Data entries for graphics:
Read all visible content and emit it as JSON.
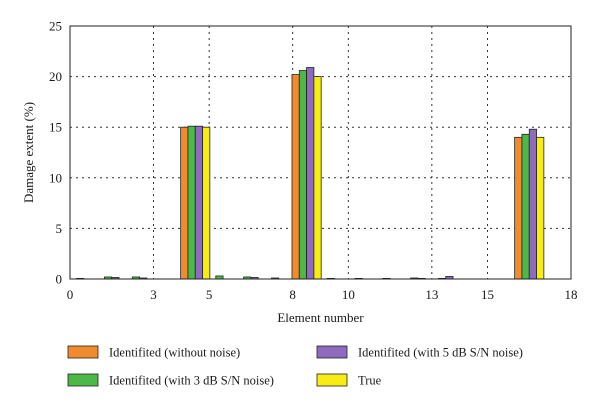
{
  "chart_data": {
    "type": "bar",
    "xlabel": "Element number",
    "ylabel": "Damage extent (%)",
    "xlim": [
      0,
      18
    ],
    "ylim": [
      0,
      25
    ],
    "x_ticks": [
      0,
      3,
      5,
      8,
      10,
      13,
      15,
      18
    ],
    "y_ticks": [
      0,
      5,
      10,
      15,
      20,
      25
    ],
    "grid": true,
    "legend_placement": "below",
    "categories": [
      1,
      2,
      3,
      4,
      5,
      6,
      7,
      8,
      9,
      10,
      11,
      12,
      13,
      14,
      15,
      16,
      17
    ],
    "series": [
      {
        "name": "Identifited (without noise)",
        "color": "#F28A2E",
        "values": [
          0,
          0,
          0,
          0,
          15.0,
          0,
          0,
          0,
          20.2,
          0,
          0,
          0,
          0,
          0,
          0,
          0,
          14.0
        ]
      },
      {
        "name": "Identifited (with 3 dB S/N noise)",
        "color": "#4DB848",
        "values": [
          0.05,
          0.2,
          0.2,
          0,
          15.1,
          0.3,
          0.2,
          0.1,
          20.6,
          0.05,
          0.05,
          0.05,
          0.1,
          0.05,
          0,
          0,
          14.3
        ]
      },
      {
        "name": "Identifited (with 5 dB S/N noise)",
        "color": "#8E6BBF",
        "values": [
          0,
          0.15,
          0.1,
          0,
          15.1,
          0,
          0.15,
          0,
          20.9,
          0,
          0,
          0,
          0.05,
          0.25,
          0,
          0,
          14.8
        ]
      },
      {
        "name": "True",
        "color": "#F7EC13",
        "values": [
          0,
          0,
          0,
          0,
          15.0,
          0,
          0,
          0,
          20.0,
          0,
          0,
          0,
          0,
          0,
          0,
          0,
          14.0
        ]
      }
    ]
  }
}
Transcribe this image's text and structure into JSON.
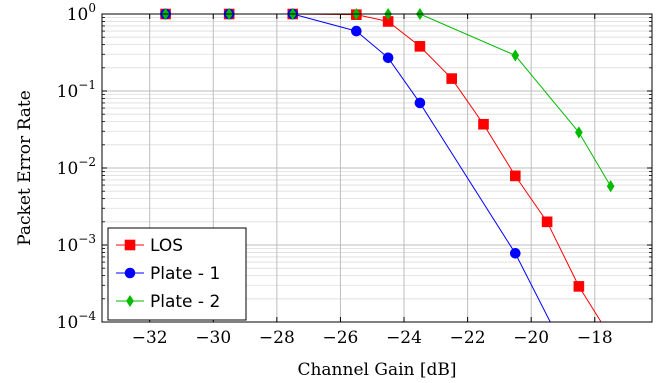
{
  "chart_data": {
    "type": "line",
    "xlabel": "Channel Gain [dB]",
    "ylabel": "Packet Error Rate",
    "y_scale": "log",
    "xlim": [
      -33.5,
      -16.2
    ],
    "ylim": [
      0.0001,
      1
    ],
    "x_ticks": [
      -32,
      -30,
      -28,
      -26,
      -24,
      -22,
      -20,
      -18
    ],
    "x_tick_labels": [
      "−32",
      "−30",
      "−28",
      "−26",
      "−24",
      "−22",
      "−20",
      "−18"
    ],
    "y_ticks": [
      {
        "value": 1,
        "base": "10",
        "exp": "0"
      },
      {
        "value": 0.1,
        "base": "10",
        "exp": "−1"
      },
      {
        "value": 0.01,
        "base": "10",
        "exp": "−2"
      },
      {
        "value": 0.001,
        "base": "10",
        "exp": "−3"
      },
      {
        "value": 0.0001,
        "base": "10",
        "exp": "−4"
      }
    ],
    "grid": true,
    "legend_position": "bottom-left",
    "series": [
      {
        "name": "LOS",
        "color": "#ff0000",
        "marker": "square",
        "x": [
          -31.5,
          -29.5,
          -27.5,
          -25.5,
          -24.5,
          -23.5,
          -22.5,
          -21.5,
          -20.5,
          -19.5,
          -18.5,
          -17.8
        ],
        "y": [
          1,
          1,
          1,
          0.98,
          0.8,
          0.38,
          0.145,
          0.037,
          0.0079,
          0.002,
          0.00029,
          0.0001
        ]
      },
      {
        "name": "Plate - 1",
        "color": "#0000ff",
        "marker": "circle",
        "x": [
          -31.5,
          -29.5,
          -27.5,
          -25.5,
          -24.5,
          -23.5,
          -20.5,
          -19.4
        ],
        "y": [
          1,
          1,
          1,
          0.6,
          0.27,
          0.07,
          0.00078,
          0.0001
        ]
      },
      {
        "name": "Plate - 2",
        "color": "#00bb00",
        "marker": "diamond",
        "x": [
          -31.5,
          -29.5,
          -27.5,
          -25.5,
          -24.5,
          -23.5,
          -20.5,
          -18.5,
          -17.5
        ],
        "y": [
          1,
          1,
          1,
          1,
          1,
          1,
          0.29,
          0.029,
          0.0058
        ]
      }
    ]
  }
}
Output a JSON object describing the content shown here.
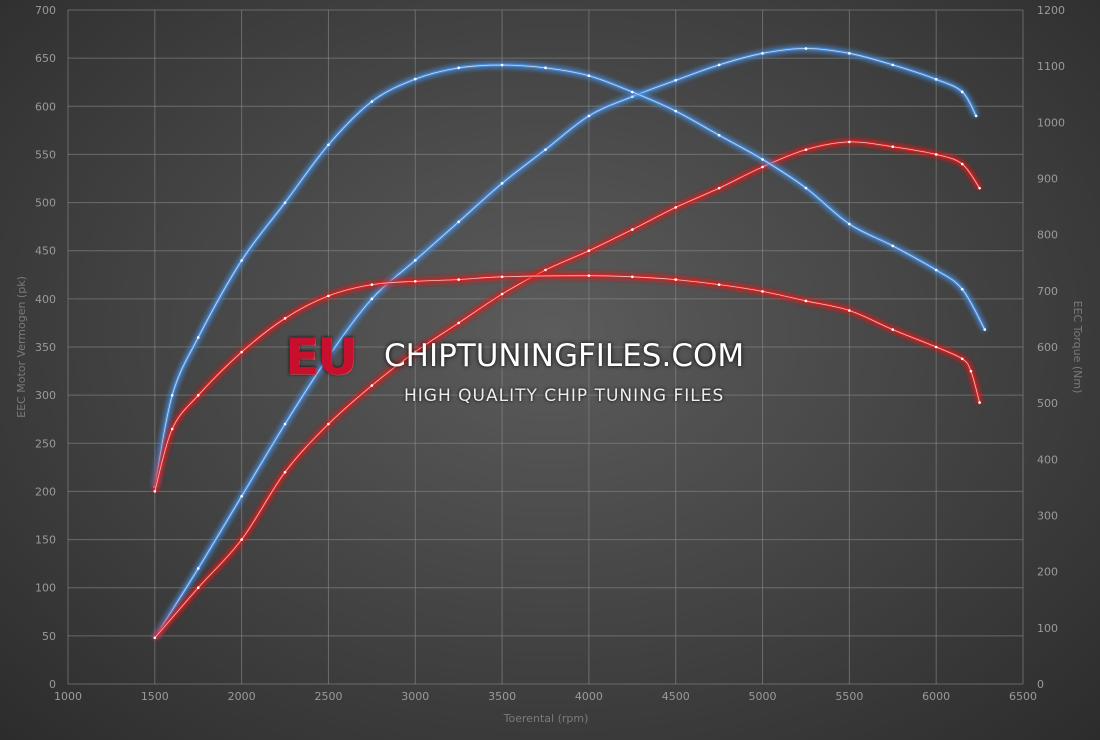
{
  "chart_data": {
    "type": "line",
    "title": "",
    "xlabel": "Toerental (rpm)",
    "ylabel": "EEC Motor Vermogen (pk)",
    "y2label": "EEC Torque (Nm)",
    "xlim": [
      1000,
      6500
    ],
    "ylim": [
      0,
      700
    ],
    "y2lim": [
      0,
      1200
    ],
    "xticks": [
      1000,
      1500,
      2000,
      2500,
      3000,
      3500,
      4000,
      4500,
      5000,
      5500,
      6000,
      6500
    ],
    "yticks": [
      0,
      50,
      100,
      150,
      200,
      250,
      300,
      350,
      400,
      450,
      500,
      550,
      600,
      650,
      700
    ],
    "y2ticks": [
      0,
      100,
      200,
      300,
      400,
      500,
      600,
      700,
      800,
      900,
      1000,
      1100,
      1200
    ],
    "grid": true,
    "series": [
      {
        "axis": "left",
        "color": "#4a90e2",
        "x": [
          1500,
          1750,
          2000,
          2250,
          2500,
          2750,
          3000,
          3250,
          3500,
          3750,
          4000,
          4250,
          4500,
          4750,
          5000,
          5250,
          5500,
          5750,
          6000,
          6150,
          6230
        ],
        "y": [
          48,
          120,
          195,
          270,
          340,
          400,
          440,
          480,
          520,
          555,
          590,
          610,
          627,
          643,
          655,
          660,
          655,
          643,
          628,
          615,
          590
        ]
      },
      {
        "axis": "left",
        "color": "#e02020",
        "x": [
          1500,
          1750,
          2000,
          2250,
          2500,
          2750,
          3000,
          3250,
          3500,
          3750,
          4000,
          4250,
          4500,
          4750,
          5000,
          5250,
          5500,
          5750,
          6000,
          6150,
          6250
        ],
        "y": [
          48,
          100,
          150,
          220,
          270,
          310,
          345,
          375,
          405,
          430,
          450,
          472,
          495,
          515,
          537,
          555,
          563,
          558,
          550,
          540,
          515
        ]
      },
      {
        "axis": "right",
        "color": "#4a90e2",
        "x": [
          1500,
          1600,
          1750,
          2000,
          2250,
          2500,
          2750,
          3000,
          3250,
          3500,
          3750,
          4000,
          4250,
          4500,
          4750,
          5000,
          5250,
          5500,
          5750,
          6000,
          6150,
          6280
        ],
        "y": [
          351,
          514,
          617,
          754,
          857,
          960,
          1037,
          1077,
          1097,
          1102,
          1097,
          1083,
          1054,
          1020,
          977,
          934,
          883,
          819,
          780,
          737,
          703,
          631
        ]
      },
      {
        "axis": "right",
        "color": "#e02020",
        "x": [
          1500,
          1600,
          1750,
          2000,
          2250,
          2500,
          2750,
          3000,
          3250,
          3500,
          4000,
          4250,
          4500,
          4750,
          5000,
          5250,
          5500,
          5750,
          6000,
          6150,
          6200,
          6250
        ],
        "y": [
          343,
          454,
          514,
          591,
          651,
          691,
          711,
          717,
          720,
          725,
          727,
          725,
          720,
          711,
          699,
          682,
          665,
          631,
          600,
          579,
          557,
          501
        ]
      }
    ]
  },
  "watermark": {
    "eu": "EU",
    "site": "CHIPTUNINGFILES.COM",
    "tagline": "HIGH QUALITY CHIP TUNING FILES"
  }
}
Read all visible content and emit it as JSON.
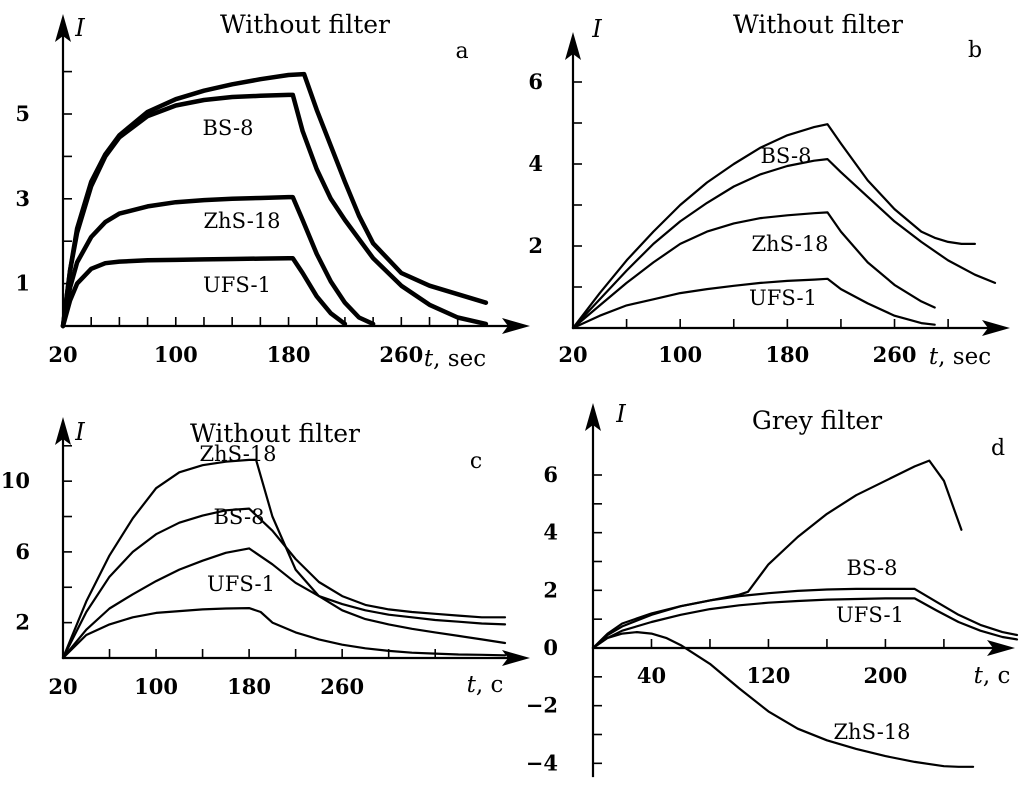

| Goal of the exercise |
Go through the material above and print all of it exactly, except the pictures.

| Solved problem |
Read all visible content and emit it as JSON.
{
  "chart_data": {
    "type": "bar",
    "xlabel": "Element number",
    "ylabel": "Damage extent (%)",
    "xlim": [
      0,
      18
    ],
    "ylim": [
      0,
      25
    ],
    "x_ticks": [
      0,
      3,
      5,
      8,
      10,
      13,
      15,
      18
    ],
    "y_ticks": [
      0,
      5,
      10,
      15,
      20,
      25
    ],
    "grid": true,
    "legend_placement": "below",
    "categories": [
      1,
      2,
      3,
      4,
      5,
      6,
      7,
      8,
      9,
      10,
      11,
      12,
      13,
      14,
      15,
      16,
      17
    ],
    "series": [
      {
        "name": "Identifited (without noise)",
        "color": "#F28A2E",
        "values": [
          0,
          0,
          0,
          0,
          15.0,
          0,
          0,
          0,
          20.2,
          0,
          0,
          0,
          0,
          0,
          0,
          0,
          14.0
        ]
      },
      {
        "name": "Identifited (with 3 dB S/N noise)",
        "color": "#4DB848",
        "values": [
          0.05,
          0.2,
          0.2,
          0,
          15.1,
          0.3,
          0.2,
          0.1,
          20.6,
          0.05,
          0.05,
          0.05,
          0.1,
          0.05,
          0,
          0,
          14.3
        ]
      },
      {
        "name": "Identifited (with 5 dB S/N noise)",
        "color": "#8E6BBF",
        "values": [
          0,
          0.15,
          0.1,
          0,
          15.1,
          0,
          0.15,
          0,
          20.9,
          0,
          0,
          0,
          0.05,
          0.25,
          0,
          0,
          14.8
        ]
      },
      {
        "name": "True",
        "color": "#F7EC13",
        "values": [
          0,
          0,
          0,
          0,
          15.0,
          0,
          0,
          0,
          20.0,
          0,
          0,
          0,
          0,
          0,
          0,
          0,
          14.0
        ]
      }
    ]
  }
}
Transcribe this image's text and structure into JSON.
{
  "chart_data": {
    "type": "line",
    "xlabel": "Channel Gain [dB]",
    "ylabel": "Packet Error Rate",
    "y_scale": "log",
    "xlim": [
      -33.5,
      -16.2
    ],
    "ylim": [
      0.0001,
      1
    ],
    "x_ticks": [
      -32,
      -30,
      -28,
      -26,
      -24,
      -22,
      -20,
      -18
    ],
    "x_tick_labels": [
      "−32",
      "−30",
      "−28",
      "−26",
      "−24",
      "−22",
      "−20",
      "−18"
    ],
    "y_ticks": [
      {
        "value": 1,
        "base": "10",
        "exp": "0"
      },
      {
        "value": 0.1,
        "base": "10",
        "exp": "−1"
      },
      {
        "value": 0.01,
        "base": "10",
        "exp": "−2"
      },
      {
        "value": 0.001,
        "base": "10",
        "exp": "−3"
      },
      {
        "value": 0.0001,
        "base": "10",
        "exp": "−4"
      }
    ],
    "grid": true,
    "legend_position": "bottom-left",
    "series": [
      {
        "name": "LOS",
        "color": "#ff0000",
        "marker": "square",
        "x": [
          -31.5,
          -29.5,
          -27.5,
          -25.5,
          -24.5,
          -23.5,
          -22.5,
          -21.5,
          -20.5,
          -19.5,
          -18.5,
          -17.8
        ],
        "y": [
          1,
          1,
          1,
          0.98,
          0.8,
          0.38,
          0.145,
          0.037,
          0.0079,
          0.002,
          0.00029,
          0.0001
        ]
      },
      {
        "name": "Plate - 1",
        "color": "#0000ff",
        "marker": "circle",
        "x": [
          -31.5,
          -29.5,
          -27.5,
          -25.5,
          -24.5,
          -23.5,
          -20.5,
          -19.4
        ],
        "y": [
          1,
          1,
          1,
          0.6,
          0.27,
          0.07,
          0.00078,
          0.0001
        ]
      },
      {
        "name": "Plate - 2",
        "color": "#00bb00",
        "marker": "diamond",
        "x": [
          -31.5,
          -29.5,
          -27.5,
          -25.5,
          -24.5,
          -23.5,
          -20.5,
          -18.5,
          -17.5
        ],
        "y": [
          1,
          1,
          1,
          1,
          1,
          1,
          0.29,
          0.029,
          0.0058
        ]
      }
    ]
  }
}
Output a JSON object describing the content shown here.
{
  "chart_data": {
    "type": "line",
    "title": "",
    "xlabel": "Toerental (rpm)",
    "ylabel": "EEC Motor Vermogen (pk)",
    "y2label": "EEC Torque (Nm)",
    "xlim": [
      1000,
      6500
    ],
    "ylim": [
      0,
      700
    ],
    "y2lim": [
      0,
      1200
    ],
    "xticks": [
      1000,
      1500,
      2000,
      2500,
      3000,
      3500,
      4000,
      4500,
      5000,
      5500,
      6000,
      6500
    ],
    "yticks": [
      0,
      50,
      100,
      150,
      200,
      250,
      300,
      350,
      400,
      450,
      500,
      550,
      600,
      650,
      700
    ],
    "y2ticks": [
      0,
      100,
      200,
      300,
      400,
      500,
      600,
      700,
      800,
      900,
      1000,
      1100,
      1200
    ],
    "grid": true,
    "series": [
      {
        "axis": "left",
        "color": "#4a90e2",
        "x": [
          1500,
          1750,
          2000,
          2250,
          2500,
          2750,
          3000,
          3250,
          3500,
          3750,
          4000,
          4250,
          4500,
          4750,
          5000,
          5250,
          5500,
          5750,
          6000,
          6150,
          6230
        ],
        "y": [
          48,
          120,
          195,
          270,
          340,
          400,
          440,
          480,
          520,
          555,
          590,
          610,
          627,
          643,
          655,
          660,
          655,
          643,
          628,
          615,
          590
        ]
      },
      {
        "axis": "left",
        "color": "#e02020",
        "x": [
          1500,
          1750,
          2000,
          2250,
          2500,
          2750,
          3000,
          3250,
          3500,
          3750,
          4000,
          4250,
          4500,
          4750,
          5000,
          5250,
          5500,
          5750,
          6000,
          6150,
          6250
        ],
        "y": [
          48,
          100,
          150,
          220,
          270,
          310,
          345,
          375,
          405,
          430,
          450,
          472,
          495,
          515,
          537,
          555,
          563,
          558,
          550,
          540,
          515
        ]
      },
      {
        "axis": "right",
        "color": "#4a90e2",
        "x": [
          1500,
          1600,
          1750,
          2000,
          2250,
          2500,
          2750,
          3000,
          3250,
          3500,
          3750,
          4000,
          4250,
          4500,
          4750,
          5000,
          5250,
          5500,
          5750,
          6000,
          6150,
          6280
        ],
        "y": [
          351,
          514,
          617,
          754,
          857,
          960,
          1037,
          1077,
          1097,
          1102,
          1097,
          1083,
          1054,
          1020,
          977,
          934,
          883,
          819,
          780,
          737,
          703,
          631
        ]
      },
      {
        "axis": "right",
        "color": "#e02020",
        "x": [
          1500,
          1600,
          1750,
          2000,
          2250,
          2500,
          2750,
          3000,
          3250,
          3500,
          4000,
          4250,
          4500,
          4750,
          5000,
          5250,
          5500,
          5750,
          6000,
          6150,
          6200,
          6250
        ],
        "y": [
          343,
          454,
          514,
          591,
          651,
          691,
          711,
          717,
          720,
          725,
          727,
          725,
          720,
          711,
          699,
          682,
          665,
          631,
          600,
          579,
          557,
          501
        ]
      }
    ]
  },
  "watermark": {
    "eu": "EU",
    "site": "CHIPTUNINGFILES.COM",
    "tagline": "HIGH QUALITY CHIP TUNING FILES"
  }
}
Read all visible content and emit it as JSON.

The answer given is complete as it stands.